**Material to process**
━━━━

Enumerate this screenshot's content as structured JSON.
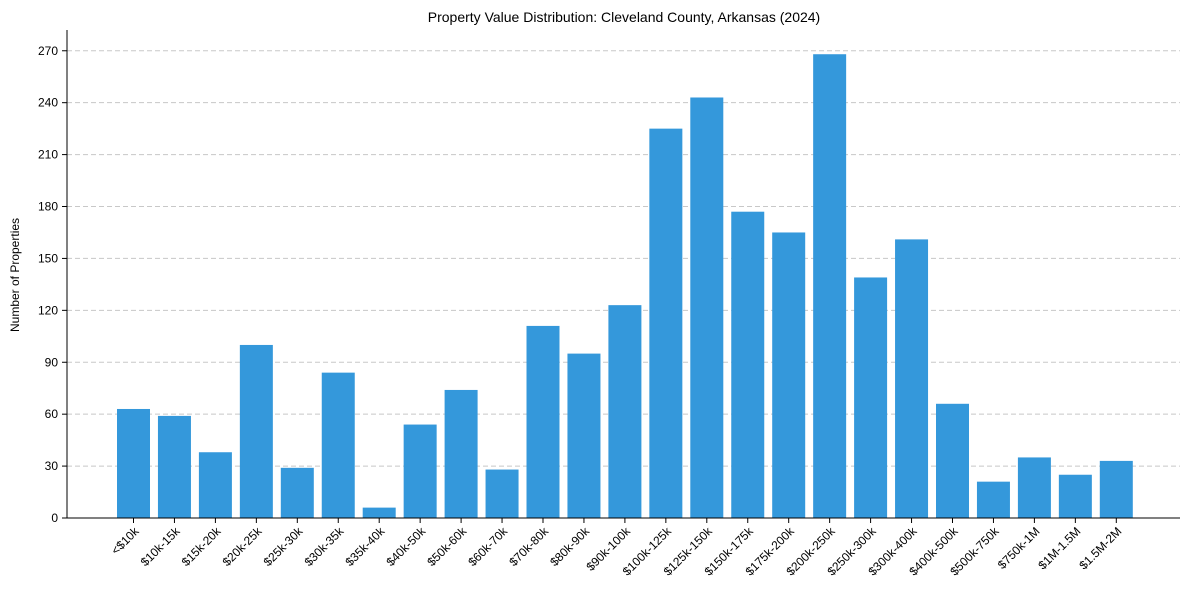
{
  "chart_data": {
    "type": "bar",
    "title": "Property Value Distribution: Cleveland County, Arkansas (2024)",
    "xlabel": "",
    "ylabel": "Number of Properties",
    "ylim": [
      0,
      282
    ],
    "yticks": [
      0,
      30,
      60,
      90,
      120,
      150,
      180,
      210,
      240,
      270
    ],
    "grid": "horizontal-dashed",
    "bar_color": "#3498db",
    "categories": [
      "<$10k",
      "$10k-15k",
      "$15k-20k",
      "$20k-25k",
      "$25k-30k",
      "$30k-35k",
      "$35k-40k",
      "$40k-50k",
      "$50k-60k",
      "$60k-70k",
      "$70k-80k",
      "$80k-90k",
      "$90k-100k",
      "$100k-125k",
      "$125k-150k",
      "$150k-175k",
      "$175k-200k",
      "$200k-250k",
      "$250k-300k",
      "$300k-400k",
      "$400k-500k",
      "$500k-750k",
      "$750k-1M",
      "$1M-1.5M",
      "$1.5M-2M"
    ],
    "values": [
      63,
      59,
      38,
      100,
      29,
      84,
      6,
      54,
      74,
      28,
      111,
      95,
      123,
      225,
      243,
      177,
      165,
      268,
      139,
      161,
      66,
      21,
      35,
      25,
      33
    ]
  }
}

━━━━

**What you will do**
Copy out the whole listing exactly, and don't carry over any pictures.

**Solution for this task**
Enumerate this screenshot's content as structured JSON.
{
  "chart_data": {
    "type": "bar",
    "title": "Property Value Distribution: Cleveland County, Arkansas (2024)",
    "xlabel": "",
    "ylabel": "Number of Properties",
    "ylim": [
      0,
      282
    ],
    "yticks": [
      0,
      30,
      60,
      90,
      120,
      150,
      180,
      210,
      240,
      270
    ],
    "grid": "horizontal-dashed",
    "bar_color": "#3498db",
    "categories": [
      "<$10k",
      "$10k-15k",
      "$15k-20k",
      "$20k-25k",
      "$25k-30k",
      "$30k-35k",
      "$35k-40k",
      "$40k-50k",
      "$50k-60k",
      "$60k-70k",
      "$70k-80k",
      "$80k-90k",
      "$90k-100k",
      "$100k-125k",
      "$125k-150k",
      "$150k-175k",
      "$175k-200k",
      "$200k-250k",
      "$250k-300k",
      "$300k-400k",
      "$400k-500k",
      "$500k-750k",
      "$750k-1M",
      "$1M-1.5M",
      "$1.5M-2M"
    ],
    "values": [
      63,
      59,
      38,
      100,
      29,
      84,
      6,
      54,
      74,
      28,
      111,
      95,
      123,
      225,
      243,
      177,
      165,
      268,
      139,
      161,
      66,
      21,
      35,
      25,
      33
    ]
  }
}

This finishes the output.